***** Records to use
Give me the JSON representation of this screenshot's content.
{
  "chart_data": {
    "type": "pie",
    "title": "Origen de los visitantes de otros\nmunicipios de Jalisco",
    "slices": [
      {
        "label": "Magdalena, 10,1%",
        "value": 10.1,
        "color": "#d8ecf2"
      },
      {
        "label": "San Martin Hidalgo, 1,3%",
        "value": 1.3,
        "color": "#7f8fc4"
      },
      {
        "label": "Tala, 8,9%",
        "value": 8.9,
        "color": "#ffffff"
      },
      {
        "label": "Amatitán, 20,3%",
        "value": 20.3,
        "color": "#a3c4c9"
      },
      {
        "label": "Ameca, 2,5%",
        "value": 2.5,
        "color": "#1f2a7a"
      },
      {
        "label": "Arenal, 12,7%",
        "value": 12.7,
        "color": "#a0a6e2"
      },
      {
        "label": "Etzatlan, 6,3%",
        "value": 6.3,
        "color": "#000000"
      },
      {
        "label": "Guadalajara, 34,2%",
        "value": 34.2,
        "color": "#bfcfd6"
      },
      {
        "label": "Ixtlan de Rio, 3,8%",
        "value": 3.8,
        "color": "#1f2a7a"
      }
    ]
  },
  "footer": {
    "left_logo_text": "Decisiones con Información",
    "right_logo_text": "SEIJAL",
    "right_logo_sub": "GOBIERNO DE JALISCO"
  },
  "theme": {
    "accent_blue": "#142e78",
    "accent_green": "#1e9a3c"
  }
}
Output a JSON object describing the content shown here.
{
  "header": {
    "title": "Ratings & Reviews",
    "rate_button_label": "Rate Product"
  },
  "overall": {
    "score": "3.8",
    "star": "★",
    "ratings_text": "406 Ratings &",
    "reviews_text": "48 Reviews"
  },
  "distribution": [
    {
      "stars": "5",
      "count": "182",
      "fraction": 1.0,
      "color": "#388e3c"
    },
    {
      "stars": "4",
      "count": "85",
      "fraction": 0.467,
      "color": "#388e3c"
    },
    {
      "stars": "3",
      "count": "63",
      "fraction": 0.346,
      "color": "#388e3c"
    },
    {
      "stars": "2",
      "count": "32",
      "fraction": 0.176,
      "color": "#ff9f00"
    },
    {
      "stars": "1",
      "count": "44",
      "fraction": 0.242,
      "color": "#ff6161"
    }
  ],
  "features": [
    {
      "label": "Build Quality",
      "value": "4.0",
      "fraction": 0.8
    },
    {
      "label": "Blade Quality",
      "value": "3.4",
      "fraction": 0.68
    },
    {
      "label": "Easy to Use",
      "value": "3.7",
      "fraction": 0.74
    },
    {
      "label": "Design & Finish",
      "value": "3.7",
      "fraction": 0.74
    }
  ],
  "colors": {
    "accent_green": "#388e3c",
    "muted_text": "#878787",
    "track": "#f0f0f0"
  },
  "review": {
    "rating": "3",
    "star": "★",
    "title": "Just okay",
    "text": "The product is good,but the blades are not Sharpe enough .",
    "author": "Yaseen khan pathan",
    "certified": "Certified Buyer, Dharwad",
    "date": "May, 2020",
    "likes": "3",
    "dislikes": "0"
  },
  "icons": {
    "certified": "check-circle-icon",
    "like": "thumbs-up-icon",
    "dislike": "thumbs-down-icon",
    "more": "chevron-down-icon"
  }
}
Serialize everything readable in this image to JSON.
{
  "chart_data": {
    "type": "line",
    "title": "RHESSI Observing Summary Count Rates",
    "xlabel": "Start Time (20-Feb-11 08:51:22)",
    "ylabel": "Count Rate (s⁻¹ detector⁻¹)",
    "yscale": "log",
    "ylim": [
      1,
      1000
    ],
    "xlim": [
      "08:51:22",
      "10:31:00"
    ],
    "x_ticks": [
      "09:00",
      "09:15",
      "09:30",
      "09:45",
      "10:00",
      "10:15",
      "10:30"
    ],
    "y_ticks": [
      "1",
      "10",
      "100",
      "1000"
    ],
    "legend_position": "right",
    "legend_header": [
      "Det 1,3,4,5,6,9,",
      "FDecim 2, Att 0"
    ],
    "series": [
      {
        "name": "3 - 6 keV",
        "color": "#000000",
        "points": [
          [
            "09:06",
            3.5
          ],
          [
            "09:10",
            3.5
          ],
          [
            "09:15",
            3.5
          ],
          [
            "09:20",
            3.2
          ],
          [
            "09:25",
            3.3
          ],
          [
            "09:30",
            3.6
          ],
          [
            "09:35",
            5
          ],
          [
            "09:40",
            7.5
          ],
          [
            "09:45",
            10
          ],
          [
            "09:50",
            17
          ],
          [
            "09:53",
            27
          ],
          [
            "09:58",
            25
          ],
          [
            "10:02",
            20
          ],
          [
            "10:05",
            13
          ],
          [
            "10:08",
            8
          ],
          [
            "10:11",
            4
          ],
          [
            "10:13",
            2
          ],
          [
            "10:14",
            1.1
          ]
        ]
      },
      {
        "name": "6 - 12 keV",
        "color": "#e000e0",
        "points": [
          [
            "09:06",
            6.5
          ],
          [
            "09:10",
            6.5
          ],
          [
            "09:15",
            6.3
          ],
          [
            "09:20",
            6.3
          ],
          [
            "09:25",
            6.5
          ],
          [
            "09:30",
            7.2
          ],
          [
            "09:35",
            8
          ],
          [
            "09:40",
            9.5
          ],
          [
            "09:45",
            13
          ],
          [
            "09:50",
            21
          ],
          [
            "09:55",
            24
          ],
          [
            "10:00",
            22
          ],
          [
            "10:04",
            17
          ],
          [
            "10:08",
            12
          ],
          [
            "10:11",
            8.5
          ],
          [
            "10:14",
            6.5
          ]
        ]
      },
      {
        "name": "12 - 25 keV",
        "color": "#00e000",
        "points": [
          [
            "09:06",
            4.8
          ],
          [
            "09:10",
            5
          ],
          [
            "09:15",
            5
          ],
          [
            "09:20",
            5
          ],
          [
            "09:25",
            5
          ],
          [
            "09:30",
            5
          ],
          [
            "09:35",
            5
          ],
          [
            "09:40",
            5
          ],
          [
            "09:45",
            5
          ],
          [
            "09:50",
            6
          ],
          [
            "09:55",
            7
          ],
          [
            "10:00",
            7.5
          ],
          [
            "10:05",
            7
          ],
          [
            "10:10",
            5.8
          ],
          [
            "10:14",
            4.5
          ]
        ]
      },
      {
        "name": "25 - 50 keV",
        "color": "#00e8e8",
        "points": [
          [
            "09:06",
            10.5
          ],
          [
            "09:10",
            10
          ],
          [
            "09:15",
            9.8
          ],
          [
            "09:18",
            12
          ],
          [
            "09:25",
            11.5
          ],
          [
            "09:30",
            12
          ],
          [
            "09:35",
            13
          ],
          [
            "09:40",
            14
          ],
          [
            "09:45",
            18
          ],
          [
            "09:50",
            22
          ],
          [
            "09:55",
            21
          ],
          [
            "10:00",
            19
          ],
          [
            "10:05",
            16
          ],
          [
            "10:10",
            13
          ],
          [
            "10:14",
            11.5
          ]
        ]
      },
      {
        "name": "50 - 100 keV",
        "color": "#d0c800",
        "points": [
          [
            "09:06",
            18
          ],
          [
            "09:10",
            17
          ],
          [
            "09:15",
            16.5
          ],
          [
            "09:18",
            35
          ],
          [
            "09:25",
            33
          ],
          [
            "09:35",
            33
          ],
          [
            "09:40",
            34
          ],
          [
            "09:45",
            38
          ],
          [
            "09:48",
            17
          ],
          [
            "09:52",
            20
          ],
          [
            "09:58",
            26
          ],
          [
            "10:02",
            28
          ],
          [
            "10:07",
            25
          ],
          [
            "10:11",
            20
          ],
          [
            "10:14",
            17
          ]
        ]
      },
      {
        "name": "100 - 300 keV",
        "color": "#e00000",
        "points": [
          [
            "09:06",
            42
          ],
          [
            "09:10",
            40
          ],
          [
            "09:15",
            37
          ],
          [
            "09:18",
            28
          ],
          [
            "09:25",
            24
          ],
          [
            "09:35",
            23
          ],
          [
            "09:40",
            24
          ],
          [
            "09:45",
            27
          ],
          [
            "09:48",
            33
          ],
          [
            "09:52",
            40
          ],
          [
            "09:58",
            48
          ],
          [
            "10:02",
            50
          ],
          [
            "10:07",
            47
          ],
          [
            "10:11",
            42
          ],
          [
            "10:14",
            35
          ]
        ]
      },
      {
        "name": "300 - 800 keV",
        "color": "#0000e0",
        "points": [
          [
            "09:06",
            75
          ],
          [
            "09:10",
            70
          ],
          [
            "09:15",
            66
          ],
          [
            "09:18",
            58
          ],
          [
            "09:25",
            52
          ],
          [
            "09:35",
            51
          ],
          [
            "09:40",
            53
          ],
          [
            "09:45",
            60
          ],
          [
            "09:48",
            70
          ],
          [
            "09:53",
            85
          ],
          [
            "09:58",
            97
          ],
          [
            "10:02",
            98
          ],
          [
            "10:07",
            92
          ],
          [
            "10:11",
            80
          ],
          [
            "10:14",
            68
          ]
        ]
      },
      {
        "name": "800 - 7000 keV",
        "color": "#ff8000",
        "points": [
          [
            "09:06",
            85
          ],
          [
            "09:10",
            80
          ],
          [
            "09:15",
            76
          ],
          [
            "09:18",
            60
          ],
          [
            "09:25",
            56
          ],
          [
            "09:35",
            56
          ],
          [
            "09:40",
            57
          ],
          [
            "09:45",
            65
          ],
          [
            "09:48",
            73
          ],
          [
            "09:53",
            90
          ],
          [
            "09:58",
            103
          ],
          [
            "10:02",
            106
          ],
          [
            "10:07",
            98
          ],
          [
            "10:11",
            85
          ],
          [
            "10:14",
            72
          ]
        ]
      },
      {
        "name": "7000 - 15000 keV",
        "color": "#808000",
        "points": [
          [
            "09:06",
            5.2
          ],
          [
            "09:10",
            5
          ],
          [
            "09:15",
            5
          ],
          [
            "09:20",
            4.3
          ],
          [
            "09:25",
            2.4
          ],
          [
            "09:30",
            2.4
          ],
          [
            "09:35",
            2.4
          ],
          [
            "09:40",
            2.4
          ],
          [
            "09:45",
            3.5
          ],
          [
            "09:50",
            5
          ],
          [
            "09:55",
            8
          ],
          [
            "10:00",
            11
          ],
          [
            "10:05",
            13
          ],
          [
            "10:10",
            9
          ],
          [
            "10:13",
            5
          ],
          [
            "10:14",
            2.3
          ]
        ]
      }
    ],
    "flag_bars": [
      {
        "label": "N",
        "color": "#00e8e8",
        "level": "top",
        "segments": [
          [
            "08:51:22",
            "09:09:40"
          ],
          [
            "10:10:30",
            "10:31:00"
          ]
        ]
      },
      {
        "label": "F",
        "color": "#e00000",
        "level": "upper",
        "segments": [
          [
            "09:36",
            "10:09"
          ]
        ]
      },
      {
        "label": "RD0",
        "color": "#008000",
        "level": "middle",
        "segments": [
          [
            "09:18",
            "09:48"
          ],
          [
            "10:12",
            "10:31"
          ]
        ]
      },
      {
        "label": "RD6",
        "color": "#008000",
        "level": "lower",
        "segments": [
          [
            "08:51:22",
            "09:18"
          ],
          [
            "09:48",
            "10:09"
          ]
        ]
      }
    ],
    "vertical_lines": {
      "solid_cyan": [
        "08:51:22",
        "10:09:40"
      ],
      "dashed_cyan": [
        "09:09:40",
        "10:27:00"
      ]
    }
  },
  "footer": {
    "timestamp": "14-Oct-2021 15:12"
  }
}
**********
What to produce: Copy each line from the data above that includes "Quality".

Task answer:
      "label": "Build Quality",
      "label": "Blade Quality",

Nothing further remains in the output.